* begin THE INPUT *

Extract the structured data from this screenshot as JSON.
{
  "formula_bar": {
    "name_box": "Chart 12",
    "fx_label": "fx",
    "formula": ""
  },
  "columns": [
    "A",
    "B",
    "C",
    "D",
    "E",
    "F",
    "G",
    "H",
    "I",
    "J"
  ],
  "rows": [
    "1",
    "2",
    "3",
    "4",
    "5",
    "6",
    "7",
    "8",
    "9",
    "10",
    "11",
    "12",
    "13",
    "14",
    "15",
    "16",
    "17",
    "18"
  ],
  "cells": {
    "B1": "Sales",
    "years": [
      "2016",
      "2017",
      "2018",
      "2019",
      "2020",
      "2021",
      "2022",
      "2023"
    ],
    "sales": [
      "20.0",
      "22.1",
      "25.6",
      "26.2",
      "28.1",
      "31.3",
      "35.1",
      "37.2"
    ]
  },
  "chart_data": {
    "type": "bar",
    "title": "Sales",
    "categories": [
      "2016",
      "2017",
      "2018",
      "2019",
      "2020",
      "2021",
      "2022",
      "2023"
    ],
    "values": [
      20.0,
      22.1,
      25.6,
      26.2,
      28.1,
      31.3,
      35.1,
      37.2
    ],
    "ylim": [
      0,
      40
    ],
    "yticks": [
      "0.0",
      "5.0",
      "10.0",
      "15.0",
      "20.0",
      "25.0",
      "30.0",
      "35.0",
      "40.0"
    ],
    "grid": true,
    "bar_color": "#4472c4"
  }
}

* end THE INPUT *

**THE REQUEST**
Your task is to output all of the data above word for word.

**OUTPUT**
Extract the structured data from this screenshot as JSON.
{
  "formula_bar": {
    "name_box": "Chart 12",
    "fx_label": "fx",
    "formula": ""
  },
  "columns": [
    "A",
    "B",
    "C",
    "D",
    "E",
    "F",
    "G",
    "H",
    "I",
    "J"
  ],
  "rows": [
    "1",
    "2",
    "3",
    "4",
    "5",
    "6",
    "7",
    "8",
    "9",
    "10",
    "11",
    "12",
    "13",
    "14",
    "15",
    "16",
    "17",
    "18"
  ],
  "cells": {
    "B1": "Sales",
    "years": [
      "2016",
      "2017",
      "2018",
      "2019",
      "2020",
      "2021",
      "2022",
      "2023"
    ],
    "sales": [
      "20.0",
      "22.1",
      "25.6",
      "26.2",
      "28.1",
      "31.3",
      "35.1",
      "37.2"
    ]
  },
  "chart_data": {
    "type": "bar",
    "title": "Sales",
    "categories": [
      "2016",
      "2017",
      "2018",
      "2019",
      "2020",
      "2021",
      "2022",
      "2023"
    ],
    "values": [
      20.0,
      22.1,
      25.6,
      26.2,
      28.1,
      31.3,
      35.1,
      37.2
    ],
    "ylim": [
      0,
      40
    ],
    "yticks": [
      "0.0",
      "5.0",
      "10.0",
      "15.0",
      "20.0",
      "25.0",
      "30.0",
      "35.0",
      "40.0"
    ],
    "grid": true,
    "bar_color": "#4472c4"
  }
}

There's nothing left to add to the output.